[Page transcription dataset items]
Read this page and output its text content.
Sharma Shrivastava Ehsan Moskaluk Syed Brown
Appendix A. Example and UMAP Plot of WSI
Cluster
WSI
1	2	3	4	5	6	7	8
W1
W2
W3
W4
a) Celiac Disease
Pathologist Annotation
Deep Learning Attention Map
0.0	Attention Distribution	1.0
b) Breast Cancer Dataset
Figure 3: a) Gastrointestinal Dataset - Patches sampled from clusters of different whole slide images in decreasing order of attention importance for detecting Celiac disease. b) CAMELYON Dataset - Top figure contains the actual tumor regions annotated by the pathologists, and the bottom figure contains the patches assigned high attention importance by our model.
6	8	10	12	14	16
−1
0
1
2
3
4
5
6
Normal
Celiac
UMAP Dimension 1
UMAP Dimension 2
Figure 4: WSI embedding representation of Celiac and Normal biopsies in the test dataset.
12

# [Task statement]
Your answer should be the lines of the records that hold the string "Normal".

# [Expected output]
Normal
Figure 4: WSI embedding representation of Celiac and Normal biopsies in the test dataset.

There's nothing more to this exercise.